* **Written task 1**
In the article about the Cubs game, which umpire ejected first base coach Mike Napoli?
* **Written task 2**
Pick up the article about manager Ross's ejection in the Cubs' extra-inning game against the Brewers where it stops, and write its next part.

* **Text section**
Ross, who has been under increasing scrutiny as his team has floundered in the standings, made his frustrations known about the umpiring in the game, going on an expletive-laden tirade.

“They’re closing the roof to get rid of the shadows late. There was just a lot of bulls--- that went on today. I thought it was horses---, I don’t f---ing know,” he said.

You can watch the clip here. Yes, there is profanity, and no, it isn't bleeped.

The Cubs, who had just blown a six-run lead the previous day, had a 6-2 lead heading into the bottom of the eighth inning, but they came within a whisper of losing the game twice.

It was Ian Happ who provided the heroics, gunning out Andruw Monasterio at the plate in the 10th inning on a single to left field. He then threw out Owen Miller at the plate in the 11th inning on a flyout, capping off one of the more remarkable Cubs games of the season.

While the team was undoubtedly happy about the win, Ross was plenty fired up about the work of the umpires in the game. He argued a call in the sixth inning after it appeared William Contreras strayed out of the baseline heading to first, leading to an errant throw and a run-scoring play for the Brewers.

He continued to argue ball and strike calls for the rest of the game, but the real explosion occurred in the 11th inning. With Nico Hoerner at first and two outs, Dansby Swanson was at the plate with a 2-1 count. After Clayton Andrews threw a strike, home plate umpire Erich Bacchus rang him up as though Swanson had struck out.

First base coach Mike Napoli began yelling toward the plate, and first base umpire Andy Fletcher ejected him from the contest, causing another unfriendly exchange of ideas.

Following Napoli’s exit, which was greeted by a standing ovation from the dugout, Ross came out to have an irrational discussion with Bacchus at the plate, and he too was given the green light to take an early shower.

* **Stored data**
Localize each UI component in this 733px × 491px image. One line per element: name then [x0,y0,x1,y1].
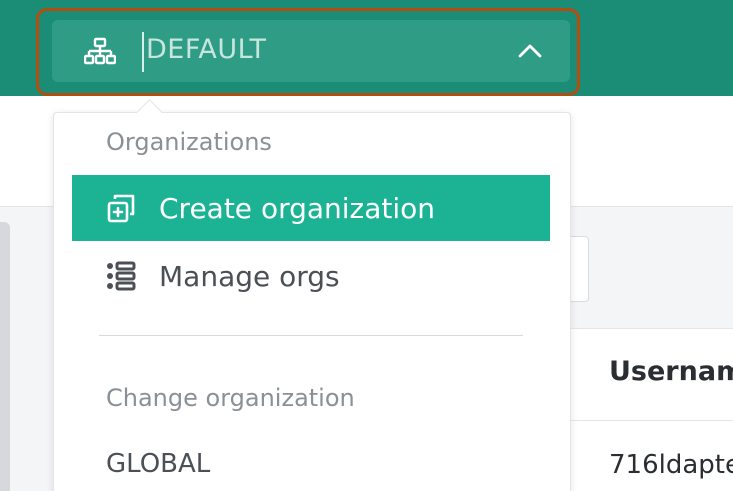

* **Response 1**
First base umpire Andy Fletcher.

* **Response 2**
“There was some frustration,” Ross said. “It was big. I’m trying to balance the emotions and have these guys execute and have good at-bats. It wasn’t very good, and we made that known.”

Ross and Napoli may have had a point. According to the website Ump Scorecards, Bacchus’ strike zone was correct 96% of the time, ranking him in the 78th percentile of games this season.

The overall favor of his calls in the game was skewed toward the Brewers by 0.8 runs, a key measuring stick in a one-run game.

Ross also called into question the Brewers’ decision to begin closing the roof in the late stages of the game. At first, the team closed the left side of the structure, cutting back on the shadows on the field, and then by the end of the game had closed the roof completely.

Under MLB rules, the home team gets to decide whether to close the roof of the stadium or not, and the Brewers opted to start the contest with the roof open.

Once the game begins, the roof can only be closed if there is a chance of inclement weather, and can be done so in consultation with the umpires.

There was a chance of scattered thunderstorms in the forecast, but no rain fell on Milwaukee during the game, according to the National Weather Service.